## TASK DESCRIPTION
Please write out the material below exactly as given.
■ ■ ■ ■ ■ ■ ■
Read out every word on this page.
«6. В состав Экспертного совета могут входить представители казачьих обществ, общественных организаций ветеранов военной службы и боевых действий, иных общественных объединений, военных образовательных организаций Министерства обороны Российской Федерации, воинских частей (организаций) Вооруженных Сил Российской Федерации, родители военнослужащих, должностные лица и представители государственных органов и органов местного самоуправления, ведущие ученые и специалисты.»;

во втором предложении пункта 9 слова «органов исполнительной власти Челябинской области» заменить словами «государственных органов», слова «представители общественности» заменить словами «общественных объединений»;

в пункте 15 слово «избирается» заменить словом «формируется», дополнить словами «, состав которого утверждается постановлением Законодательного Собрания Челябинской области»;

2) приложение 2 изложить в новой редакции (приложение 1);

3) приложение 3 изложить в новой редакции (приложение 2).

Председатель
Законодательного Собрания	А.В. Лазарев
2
■ ■ ■ ■ ■ ■ ■
## TASK RESULT
Read out every word on this page.
«6. В состав Экспертного совета могут входить представители казачьих обществ, общественных организаций ветеранов военной службы и боевых действий, иных общественных объединений, военных образовательных организаций Министерства обороны Российской Федерации, воинских частей (организаций) Вооруженных Сил Российской Федерации, родители военнослужащих, должностные лица и представители государственных органов и органов местного самоуправления, ведущие ученые и специалисты.»;

во втором предложении пункта 9 слова «органов исполнительной власти Челябинской области» заменить словами «государственных органов», слова «представители общественности» заменить словами «общественных объединений»;

в пункте 15 слово «избирается» заменить словом «формируется», дополнить словами «, состав которого утверждается постановлением Законодательного Собрания Челябинской области»;

2) приложение 2 изложить в новой редакции (приложение 1);

3) приложение 3 изложить в новой редакции (приложение 2).

Председатель
Законодательного Собрания	А.В. Лазарев
2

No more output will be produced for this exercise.